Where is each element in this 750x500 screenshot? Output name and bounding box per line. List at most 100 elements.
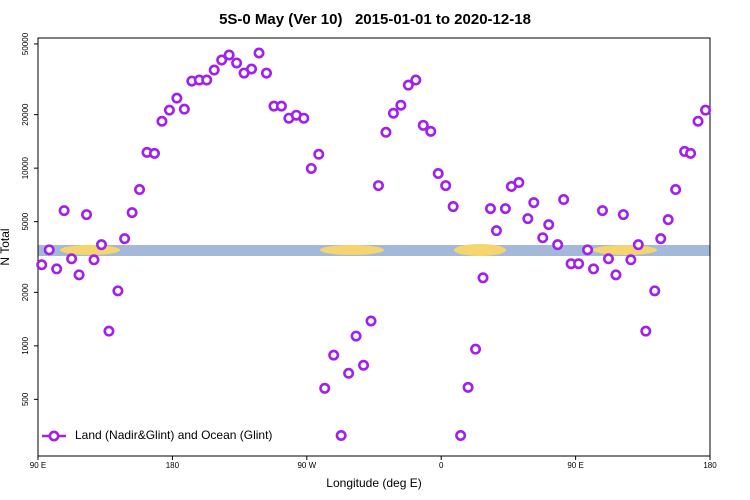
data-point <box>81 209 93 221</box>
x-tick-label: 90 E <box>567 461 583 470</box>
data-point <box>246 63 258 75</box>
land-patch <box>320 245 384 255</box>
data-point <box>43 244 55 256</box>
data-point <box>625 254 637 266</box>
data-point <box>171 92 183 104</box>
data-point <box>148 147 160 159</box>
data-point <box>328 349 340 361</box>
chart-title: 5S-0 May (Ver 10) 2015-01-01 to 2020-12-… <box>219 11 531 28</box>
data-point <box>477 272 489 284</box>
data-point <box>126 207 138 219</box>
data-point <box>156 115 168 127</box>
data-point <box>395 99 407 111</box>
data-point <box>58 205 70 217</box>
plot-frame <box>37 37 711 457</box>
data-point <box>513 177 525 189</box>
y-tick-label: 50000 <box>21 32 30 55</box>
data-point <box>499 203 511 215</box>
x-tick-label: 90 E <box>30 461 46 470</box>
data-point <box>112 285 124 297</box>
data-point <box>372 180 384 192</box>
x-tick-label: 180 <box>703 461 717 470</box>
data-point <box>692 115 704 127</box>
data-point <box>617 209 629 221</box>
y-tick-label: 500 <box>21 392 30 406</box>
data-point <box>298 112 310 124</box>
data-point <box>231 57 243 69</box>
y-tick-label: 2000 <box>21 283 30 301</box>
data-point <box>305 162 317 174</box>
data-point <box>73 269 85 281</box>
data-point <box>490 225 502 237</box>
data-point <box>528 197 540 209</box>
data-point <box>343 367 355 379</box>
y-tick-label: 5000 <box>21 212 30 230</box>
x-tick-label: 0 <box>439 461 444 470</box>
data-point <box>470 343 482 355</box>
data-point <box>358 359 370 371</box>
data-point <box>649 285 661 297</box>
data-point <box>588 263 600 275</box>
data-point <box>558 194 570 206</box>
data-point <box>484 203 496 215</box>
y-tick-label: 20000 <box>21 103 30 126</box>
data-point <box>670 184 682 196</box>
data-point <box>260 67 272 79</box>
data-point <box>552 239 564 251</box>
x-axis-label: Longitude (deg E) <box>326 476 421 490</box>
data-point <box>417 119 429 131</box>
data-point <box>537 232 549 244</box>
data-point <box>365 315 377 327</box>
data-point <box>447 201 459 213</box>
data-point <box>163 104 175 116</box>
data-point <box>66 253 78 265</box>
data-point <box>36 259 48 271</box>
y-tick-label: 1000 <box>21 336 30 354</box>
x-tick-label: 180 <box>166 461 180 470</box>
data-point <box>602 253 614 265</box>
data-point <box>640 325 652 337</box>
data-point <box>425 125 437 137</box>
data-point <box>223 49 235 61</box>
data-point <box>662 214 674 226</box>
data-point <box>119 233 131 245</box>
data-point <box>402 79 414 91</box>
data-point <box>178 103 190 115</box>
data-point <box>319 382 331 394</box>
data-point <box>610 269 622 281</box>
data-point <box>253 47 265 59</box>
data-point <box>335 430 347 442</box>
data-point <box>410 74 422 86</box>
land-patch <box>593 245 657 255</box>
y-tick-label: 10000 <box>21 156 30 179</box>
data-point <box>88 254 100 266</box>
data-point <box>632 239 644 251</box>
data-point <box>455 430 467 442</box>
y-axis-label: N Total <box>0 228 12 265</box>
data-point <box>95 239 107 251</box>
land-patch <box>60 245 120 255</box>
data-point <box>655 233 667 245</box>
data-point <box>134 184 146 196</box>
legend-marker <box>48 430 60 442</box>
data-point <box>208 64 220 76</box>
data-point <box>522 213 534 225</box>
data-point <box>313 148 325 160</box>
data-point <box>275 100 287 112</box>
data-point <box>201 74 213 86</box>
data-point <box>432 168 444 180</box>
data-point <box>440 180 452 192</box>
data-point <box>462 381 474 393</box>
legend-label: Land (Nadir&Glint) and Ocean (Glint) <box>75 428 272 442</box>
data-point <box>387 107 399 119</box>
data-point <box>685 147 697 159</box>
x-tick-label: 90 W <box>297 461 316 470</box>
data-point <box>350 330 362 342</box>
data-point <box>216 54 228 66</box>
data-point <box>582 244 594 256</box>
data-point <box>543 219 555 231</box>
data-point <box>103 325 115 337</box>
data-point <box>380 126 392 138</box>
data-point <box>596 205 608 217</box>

********************

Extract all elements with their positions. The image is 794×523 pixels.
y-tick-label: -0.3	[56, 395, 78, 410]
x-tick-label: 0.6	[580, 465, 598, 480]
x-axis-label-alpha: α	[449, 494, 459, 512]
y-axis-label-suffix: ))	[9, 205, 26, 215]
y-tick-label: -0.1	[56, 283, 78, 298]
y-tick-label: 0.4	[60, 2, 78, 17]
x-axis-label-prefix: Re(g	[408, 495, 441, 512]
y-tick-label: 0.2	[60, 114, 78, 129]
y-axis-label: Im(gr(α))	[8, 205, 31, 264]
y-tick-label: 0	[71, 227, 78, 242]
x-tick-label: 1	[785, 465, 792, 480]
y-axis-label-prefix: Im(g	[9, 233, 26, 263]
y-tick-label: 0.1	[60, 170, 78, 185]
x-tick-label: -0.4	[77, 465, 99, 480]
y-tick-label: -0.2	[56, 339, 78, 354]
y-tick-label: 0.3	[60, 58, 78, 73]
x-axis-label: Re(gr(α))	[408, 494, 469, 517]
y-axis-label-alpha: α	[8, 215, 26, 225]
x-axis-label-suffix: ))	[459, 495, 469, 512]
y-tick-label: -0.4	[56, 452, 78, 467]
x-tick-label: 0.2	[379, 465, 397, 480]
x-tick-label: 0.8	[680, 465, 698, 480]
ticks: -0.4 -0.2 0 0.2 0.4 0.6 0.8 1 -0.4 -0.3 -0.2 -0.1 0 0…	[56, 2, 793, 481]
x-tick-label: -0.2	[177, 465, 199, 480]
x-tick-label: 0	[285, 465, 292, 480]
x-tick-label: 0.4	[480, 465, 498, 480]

********************

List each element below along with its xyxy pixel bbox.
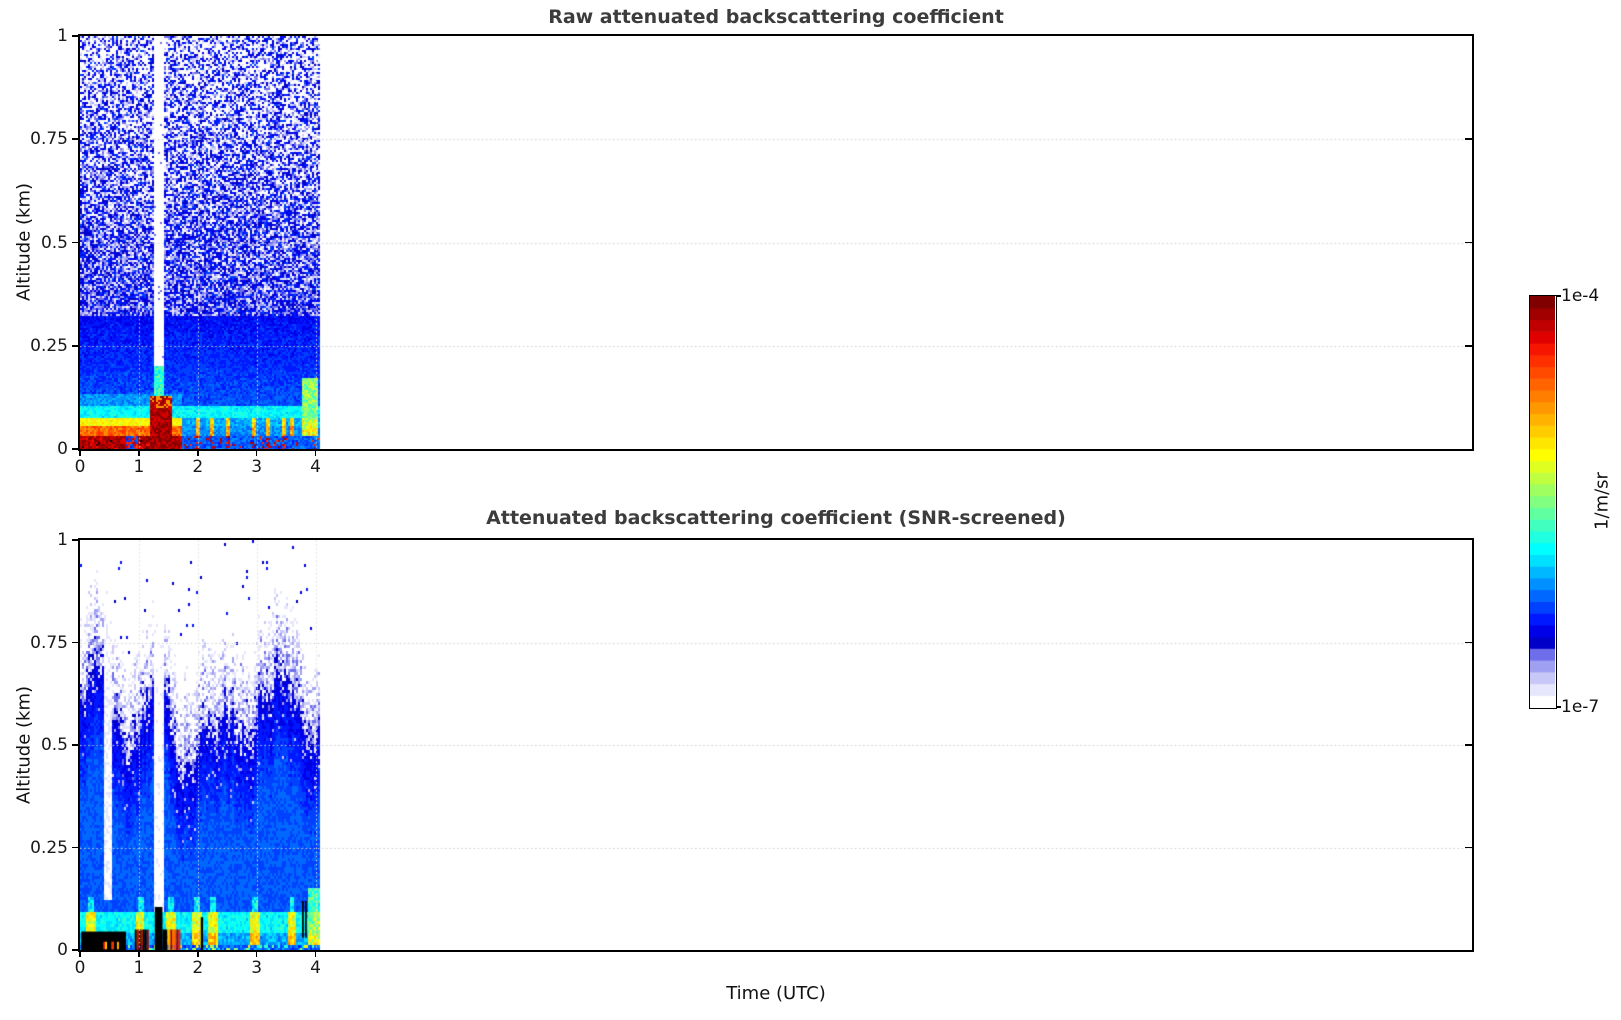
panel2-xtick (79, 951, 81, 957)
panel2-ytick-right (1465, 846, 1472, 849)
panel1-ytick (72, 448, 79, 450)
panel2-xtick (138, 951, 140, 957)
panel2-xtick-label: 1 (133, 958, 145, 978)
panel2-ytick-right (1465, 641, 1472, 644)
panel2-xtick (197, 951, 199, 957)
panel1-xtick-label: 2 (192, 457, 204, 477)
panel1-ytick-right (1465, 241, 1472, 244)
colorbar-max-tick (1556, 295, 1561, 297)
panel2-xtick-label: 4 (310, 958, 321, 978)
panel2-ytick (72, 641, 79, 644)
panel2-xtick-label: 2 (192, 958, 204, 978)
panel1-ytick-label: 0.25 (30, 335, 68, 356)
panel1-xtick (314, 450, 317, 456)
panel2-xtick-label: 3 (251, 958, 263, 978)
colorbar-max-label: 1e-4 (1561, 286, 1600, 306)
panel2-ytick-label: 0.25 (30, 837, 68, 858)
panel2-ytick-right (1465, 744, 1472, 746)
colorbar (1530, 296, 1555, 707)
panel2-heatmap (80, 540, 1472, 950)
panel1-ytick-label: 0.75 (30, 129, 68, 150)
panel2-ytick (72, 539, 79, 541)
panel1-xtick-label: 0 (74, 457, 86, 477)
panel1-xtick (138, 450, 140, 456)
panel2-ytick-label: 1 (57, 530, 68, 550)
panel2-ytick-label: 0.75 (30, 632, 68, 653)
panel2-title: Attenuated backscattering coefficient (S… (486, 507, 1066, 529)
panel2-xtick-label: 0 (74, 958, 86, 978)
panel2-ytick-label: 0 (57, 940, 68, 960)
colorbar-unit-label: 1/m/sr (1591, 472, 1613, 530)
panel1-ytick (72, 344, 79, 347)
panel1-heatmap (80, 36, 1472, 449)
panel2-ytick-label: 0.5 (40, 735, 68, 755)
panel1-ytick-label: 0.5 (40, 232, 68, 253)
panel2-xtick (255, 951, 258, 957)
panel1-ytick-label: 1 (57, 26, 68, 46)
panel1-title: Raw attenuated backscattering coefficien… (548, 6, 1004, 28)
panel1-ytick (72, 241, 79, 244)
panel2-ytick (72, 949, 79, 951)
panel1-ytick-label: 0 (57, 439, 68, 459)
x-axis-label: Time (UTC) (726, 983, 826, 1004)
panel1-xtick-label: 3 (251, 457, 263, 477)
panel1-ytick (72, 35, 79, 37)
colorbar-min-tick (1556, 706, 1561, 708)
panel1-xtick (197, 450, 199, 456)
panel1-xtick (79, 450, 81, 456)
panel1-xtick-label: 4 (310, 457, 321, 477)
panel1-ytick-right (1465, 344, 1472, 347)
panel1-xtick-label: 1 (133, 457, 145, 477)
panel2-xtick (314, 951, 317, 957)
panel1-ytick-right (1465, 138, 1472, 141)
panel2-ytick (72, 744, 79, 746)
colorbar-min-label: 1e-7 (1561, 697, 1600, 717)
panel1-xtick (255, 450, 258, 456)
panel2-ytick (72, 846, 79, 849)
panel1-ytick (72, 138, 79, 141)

********************

### Objective
Pull out every line of the items above that contains the string "prefix", including lines where it begins a longer word.

### Solution to the exercise
x-axis-label-prefix: Re(g	[408, 495, 441, 512]
y-axis-label-prefix: Im(g	[9, 233, 26, 263]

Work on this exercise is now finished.